Send back all the data below, exactly as given.

- Dataset records
━━━━━━

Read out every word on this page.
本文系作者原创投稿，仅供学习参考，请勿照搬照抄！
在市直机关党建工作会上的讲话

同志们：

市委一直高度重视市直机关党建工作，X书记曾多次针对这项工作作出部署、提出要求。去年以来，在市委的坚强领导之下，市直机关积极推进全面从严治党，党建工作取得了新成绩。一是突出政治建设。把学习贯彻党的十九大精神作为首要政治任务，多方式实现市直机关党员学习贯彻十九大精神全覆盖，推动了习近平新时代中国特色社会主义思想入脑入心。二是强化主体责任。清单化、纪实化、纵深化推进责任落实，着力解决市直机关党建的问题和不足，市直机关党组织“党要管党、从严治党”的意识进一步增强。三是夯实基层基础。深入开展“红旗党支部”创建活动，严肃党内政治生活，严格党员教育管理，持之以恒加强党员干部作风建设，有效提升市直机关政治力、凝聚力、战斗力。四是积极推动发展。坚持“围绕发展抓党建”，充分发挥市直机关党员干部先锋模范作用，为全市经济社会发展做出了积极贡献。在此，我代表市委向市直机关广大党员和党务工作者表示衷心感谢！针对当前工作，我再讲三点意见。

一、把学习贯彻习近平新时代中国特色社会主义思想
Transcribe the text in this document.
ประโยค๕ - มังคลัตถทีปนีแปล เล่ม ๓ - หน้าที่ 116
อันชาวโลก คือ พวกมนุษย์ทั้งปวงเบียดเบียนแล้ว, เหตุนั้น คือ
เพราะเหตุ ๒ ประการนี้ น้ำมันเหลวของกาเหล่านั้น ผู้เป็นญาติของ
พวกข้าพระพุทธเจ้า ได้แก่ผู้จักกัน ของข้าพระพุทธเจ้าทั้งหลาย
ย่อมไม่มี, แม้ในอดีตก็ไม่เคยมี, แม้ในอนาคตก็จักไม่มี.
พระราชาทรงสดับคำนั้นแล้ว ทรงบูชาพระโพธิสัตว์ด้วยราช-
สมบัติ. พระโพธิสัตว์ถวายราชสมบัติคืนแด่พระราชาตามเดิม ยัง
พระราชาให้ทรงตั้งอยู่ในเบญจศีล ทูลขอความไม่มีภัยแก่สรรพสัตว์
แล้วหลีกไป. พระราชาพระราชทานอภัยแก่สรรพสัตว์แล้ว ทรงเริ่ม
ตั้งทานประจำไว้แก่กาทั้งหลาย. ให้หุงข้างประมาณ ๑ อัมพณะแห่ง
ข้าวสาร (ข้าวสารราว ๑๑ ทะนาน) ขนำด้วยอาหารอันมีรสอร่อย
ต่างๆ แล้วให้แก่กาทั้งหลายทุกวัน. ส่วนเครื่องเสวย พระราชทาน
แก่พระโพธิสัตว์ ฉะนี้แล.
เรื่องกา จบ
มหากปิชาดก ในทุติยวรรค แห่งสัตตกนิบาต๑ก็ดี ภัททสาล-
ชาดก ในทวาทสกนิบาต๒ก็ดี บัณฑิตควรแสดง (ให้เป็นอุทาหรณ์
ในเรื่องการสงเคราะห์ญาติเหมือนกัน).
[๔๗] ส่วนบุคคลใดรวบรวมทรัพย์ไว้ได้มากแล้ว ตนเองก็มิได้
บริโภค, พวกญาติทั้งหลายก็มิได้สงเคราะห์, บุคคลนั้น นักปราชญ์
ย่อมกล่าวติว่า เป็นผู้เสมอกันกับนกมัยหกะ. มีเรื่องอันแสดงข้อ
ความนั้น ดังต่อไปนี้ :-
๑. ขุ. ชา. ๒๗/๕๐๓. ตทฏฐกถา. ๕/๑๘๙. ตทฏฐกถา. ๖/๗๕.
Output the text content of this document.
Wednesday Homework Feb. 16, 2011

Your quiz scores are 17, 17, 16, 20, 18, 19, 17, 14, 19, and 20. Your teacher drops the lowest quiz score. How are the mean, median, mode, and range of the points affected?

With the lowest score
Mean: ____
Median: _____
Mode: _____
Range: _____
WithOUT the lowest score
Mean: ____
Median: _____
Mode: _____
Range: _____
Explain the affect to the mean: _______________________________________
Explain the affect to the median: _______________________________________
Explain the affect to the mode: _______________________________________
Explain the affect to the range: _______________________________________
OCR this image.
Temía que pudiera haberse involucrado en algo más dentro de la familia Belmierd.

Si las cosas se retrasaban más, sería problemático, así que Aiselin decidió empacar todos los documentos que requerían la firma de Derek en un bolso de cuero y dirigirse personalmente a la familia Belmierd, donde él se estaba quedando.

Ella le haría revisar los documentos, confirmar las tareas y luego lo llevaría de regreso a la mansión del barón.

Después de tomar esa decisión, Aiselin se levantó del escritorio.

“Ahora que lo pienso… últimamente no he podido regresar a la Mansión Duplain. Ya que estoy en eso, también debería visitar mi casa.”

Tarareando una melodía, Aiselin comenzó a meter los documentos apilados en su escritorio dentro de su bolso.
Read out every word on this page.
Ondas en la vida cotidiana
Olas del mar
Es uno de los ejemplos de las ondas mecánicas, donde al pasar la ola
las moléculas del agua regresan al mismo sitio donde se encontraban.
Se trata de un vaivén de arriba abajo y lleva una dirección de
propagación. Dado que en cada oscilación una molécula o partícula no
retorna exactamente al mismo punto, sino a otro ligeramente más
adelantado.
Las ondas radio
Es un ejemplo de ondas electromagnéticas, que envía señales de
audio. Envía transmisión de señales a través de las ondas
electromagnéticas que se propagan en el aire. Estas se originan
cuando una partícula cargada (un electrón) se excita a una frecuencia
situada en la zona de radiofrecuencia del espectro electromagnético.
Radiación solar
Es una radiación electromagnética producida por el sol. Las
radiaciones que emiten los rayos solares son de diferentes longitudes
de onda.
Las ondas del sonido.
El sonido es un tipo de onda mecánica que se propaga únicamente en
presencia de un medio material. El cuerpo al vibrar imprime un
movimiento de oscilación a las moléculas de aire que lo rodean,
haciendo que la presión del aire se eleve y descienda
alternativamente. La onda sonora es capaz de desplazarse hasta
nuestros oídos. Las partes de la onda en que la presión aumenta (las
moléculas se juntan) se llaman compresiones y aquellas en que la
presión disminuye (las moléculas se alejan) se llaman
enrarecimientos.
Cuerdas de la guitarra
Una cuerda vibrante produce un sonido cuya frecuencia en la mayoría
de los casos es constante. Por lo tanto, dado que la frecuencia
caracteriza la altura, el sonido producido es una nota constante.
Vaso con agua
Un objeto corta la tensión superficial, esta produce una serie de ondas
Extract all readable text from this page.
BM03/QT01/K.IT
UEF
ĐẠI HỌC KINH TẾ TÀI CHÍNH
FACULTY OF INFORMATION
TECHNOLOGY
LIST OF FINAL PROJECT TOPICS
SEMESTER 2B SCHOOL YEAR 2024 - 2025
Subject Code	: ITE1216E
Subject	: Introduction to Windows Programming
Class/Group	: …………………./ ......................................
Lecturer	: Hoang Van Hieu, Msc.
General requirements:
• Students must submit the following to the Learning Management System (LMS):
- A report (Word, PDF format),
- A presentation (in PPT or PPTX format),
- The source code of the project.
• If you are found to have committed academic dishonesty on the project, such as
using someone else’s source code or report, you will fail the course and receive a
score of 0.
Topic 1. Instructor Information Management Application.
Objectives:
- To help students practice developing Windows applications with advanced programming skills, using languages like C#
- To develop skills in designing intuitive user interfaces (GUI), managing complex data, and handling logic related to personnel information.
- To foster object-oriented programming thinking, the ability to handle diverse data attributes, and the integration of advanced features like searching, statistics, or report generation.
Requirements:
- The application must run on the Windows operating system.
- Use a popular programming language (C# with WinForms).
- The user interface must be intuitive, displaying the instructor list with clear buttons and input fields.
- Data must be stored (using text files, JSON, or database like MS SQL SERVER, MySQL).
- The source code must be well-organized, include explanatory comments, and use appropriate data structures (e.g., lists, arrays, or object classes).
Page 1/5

━━━━━━

- Right answer
Read out every word on this page.
本文系作者原创投稿，仅供学习参考，请勿照搬照抄！
在市直机关党建工作会上的讲话

同志们：

市委一直高度重视市直机关党建工作，X书记曾多次针对这项工作作出部署、提出要求。去年以来，在市委的坚强领导之下，市直机关积极推进全面从严治党，党建工作取得了新成绩。一是突出政治建设。把学习贯彻党的十九大精神作为首要政治任务，多方式实现市直机关党员学习贯彻十九大精神全覆盖，推动了习近平新时代中国特色社会主义思想入脑入心。二是强化主体责任。清单化、纪实化、纵深化推进责任落实，着力解决市直机关党建的问题和不足，市直机关党组织“党要管党、从严治党”的意识进一步增强。三是夯实基层基础。深入开展“红旗党支部”创建活动，严肃党内政治生活，严格党员教育管理，持之以恒加强党员干部作风建设，有效提升市直机关政治力、凝聚力、战斗力。四是积极推动发展。坚持“围绕发展抓党建”，充分发挥市直机关党员干部先锋模范作用，为全市经济社会发展做出了积极贡献。在此，我代表市委向市直机关广大党员和党务工作者表示衷心感谢！针对当前工作，我再讲三点意见。

一、把学习贯彻习近平新时代中国特色社会主义思想
Transcribe the text in this document.
ประโยค๕ - มังคลัตถทีปนีแปล เล่ม ๓ - หน้าที่ 116
อันชาวโลก คือ พวกมนุษย์ทั้งปวงเบียดเบียนแล้ว, เหตุนั้น คือ
เพราะเหตุ ๒ ประการนี้ น้ำมันเหลวของกาเหล่านั้น ผู้เป็นญาติของ
พวกข้าพระพุทธเจ้า ได้แก่ผู้จักกัน ของข้าพระพุทธเจ้าทั้งหลาย
ย่อมไม่มี, แม้ในอดีตก็ไม่เคยมี, แม้ในอนาคตก็จักไม่มี.
พระราชาทรงสดับคำนั้นแล้ว ทรงบูชาพระโพธิสัตว์ด้วยราช-
สมบัติ. พระโพธิสัตว์ถวายราชสมบัติคืนแด่พระราชาตามเดิม ยัง
พระราชาให้ทรงตั้งอยู่ในเบญจศีล ทูลขอความไม่มีภัยแก่สรรพสัตว์
แล้วหลีกไป. พระราชาพระราชทานอภัยแก่สรรพสัตว์แล้ว ทรงเริ่ม
ตั้งทานประจำไว้แก่กาทั้งหลาย. ให้หุงข้างประมาณ ๑ อัมพณะแห่ง
ข้าวสาร (ข้าวสารราว ๑๑ ทะนาน) ขนำด้วยอาหารอันมีรสอร่อย
ต่างๆ แล้วให้แก่กาทั้งหลายทุกวัน. ส่วนเครื่องเสวย พระราชทาน
แก่พระโพธิสัตว์ ฉะนี้แล.
เรื่องกา จบ
มหากปิชาดก ในทุติยวรรค แห่งสัตตกนิบาต๑ก็ดี ภัททสาล-
ชาดก ในทวาทสกนิบาต๒ก็ดี บัณฑิตควรแสดง (ให้เป็นอุทาหรณ์
ในเรื่องการสงเคราะห์ญาติเหมือนกัน).
[๔๗] ส่วนบุคคลใดรวบรวมทรัพย์ไว้ได้มากแล้ว ตนเองก็มิได้
บริโภค, พวกญาติทั้งหลายก็มิได้สงเคราะห์, บุคคลนั้น นักปราชญ์
ย่อมกล่าวติว่า เป็นผู้เสมอกันกับนกมัยหกะ. มีเรื่องอันแสดงข้อ
ความนั้น ดังต่อไปนี้ :-
๑. ขุ. ชา. ๒๗/๕๐๓. ตทฏฐกถา. ๕/๑๘๙. ตทฏฐกถา. ๖/๗๕.
Output the text content of this document.
Wednesday Homework Feb. 16, 2011

Your quiz scores are 17, 17, 16, 20, 18, 19, 17, 14, 19, and 20. Your teacher drops the lowest quiz score. How are the mean, median, mode, and range of the points affected?

With the lowest score
Mean: ____
Median: _____
Mode: _____
Range: _____
WithOUT the lowest score
Mean: ____
Median: _____
Mode: _____
Range: _____
Explain the affect to the mean: _______________________________________
Explain the affect to the median: _______________________________________
Explain the affect to the mode: _______________________________________
Explain the affect to the range: _______________________________________
OCR this image.
Temía que pudiera haberse involucrado en algo más dentro de la familia Belmierd.

Si las cosas se retrasaban más, sería problemático, así que Aiselin decidió empacar todos los documentos que requerían la firma de Derek en un bolso de cuero y dirigirse personalmente a la familia Belmierd, donde él se estaba quedando.

Ella le haría revisar los documentos, confirmar las tareas y luego lo llevaría de regreso a la mansión del barón.

Después de tomar esa decisión, Aiselin se levantó del escritorio.

“Ahora que lo pienso… últimamente no he podido regresar a la Mansión Duplain. Ya que estoy en eso, también debería visitar mi casa.”

Tarareando una melodía, Aiselin comenzó a meter los documentos apilados en su escritorio dentro de su bolso.
Read out every word on this page.
Ondas en la vida cotidiana
Olas del mar
Es uno de los ejemplos de las ondas mecánicas, donde al pasar la ola
las moléculas del agua regresan al mismo sitio donde se encontraban.
Se trata de un vaivén de arriba abajo y lleva una dirección de
propagación. Dado que en cada oscilación una molécula o partícula no
retorna exactamente al mismo punto, sino a otro ligeramente más
adelantado.
Las ondas radio
Es un ejemplo de ondas electromagnéticas, que envía señales de
audio. Envía transmisión de señales a través de las ondas
electromagnéticas que se propagan en el aire. Estas se originan
cuando una partícula cargada (un electrón) se excita a una frecuencia
situada en la zona de radiofrecuencia del espectro electromagnético.
Radiación solar
Es una radiación electromagnética producida por el sol. Las
radiaciones que emiten los rayos solares son de diferentes longitudes
de onda.
Las ondas del sonido.
El sonido es un tipo de onda mecánica que se propaga únicamente en
presencia de un medio material. El cuerpo al vibrar imprime un
movimiento de oscilación a las moléculas de aire que lo rodean,
haciendo que la presión del aire se eleve y descienda
alternativamente. La onda sonora es capaz de desplazarse hasta
nuestros oídos. Las partes de la onda en que la presión aumenta (las
moléculas se juntan) se llaman compresiones y aquellas en que la
presión disminuye (las moléculas se alejan) se llaman
enrarecimientos.
Cuerdas de la guitarra
Una cuerda vibrante produce un sonido cuya frecuencia en la mayoría
de los casos es constante. Por lo tanto, dado que la frecuencia
caracteriza la altura, el sonido producido es una nota constante.
Vaso con agua
Un objeto corta la tensión superficial, esta produce una serie de ondas
Extract all readable text from this page.
BM03/QT01/K.IT
UEF
ĐẠI HỌC KINH TẾ TÀI CHÍNH
FACULTY OF INFORMATION
TECHNOLOGY
LIST OF FINAL PROJECT TOPICS
SEMESTER 2B SCHOOL YEAR 2024 - 2025
Subject Code	: ITE1216E
Subject	: Introduction to Windows Programming
Class/Group	: …………………./ ......................................
Lecturer	: Hoang Van Hieu, Msc.
General requirements:
• Students must submit the following to the Learning Management System (LMS):
- A report (Word, PDF format),
- A presentation (in PPT or PPTX format),
- The source code of the project.
• If you are found to have committed academic dishonesty on the project, such as
using someone else’s source code or report, you will fail the course and receive a
score of 0.
Topic 1. Instructor Information Management Application.
Objectives:
- To help students practice developing Windows applications with advanced programming skills, using languages like C#
- To develop skills in designing intuitive user interfaces (GUI), managing complex data, and handling logic related to personnel information.
- To foster object-oriented programming thinking, the ability to handle diverse data attributes, and the integration of advanced features like searching, statistics, or report generation.
Requirements:
- The application must run on the Windows operating system.
- Use a popular programming language (C# with WinForms).
- The user interface must be intuitive, displaying the instructor list with clear buttons and input fields.
- Data must be stored (using text files, JSON, or database like MS SQL SERVER, MySQL).
- The source code must be well-organized, include explanatory comments, and use appropriate data structures (e.g., lists, arrays, or object classes).
Page 1/5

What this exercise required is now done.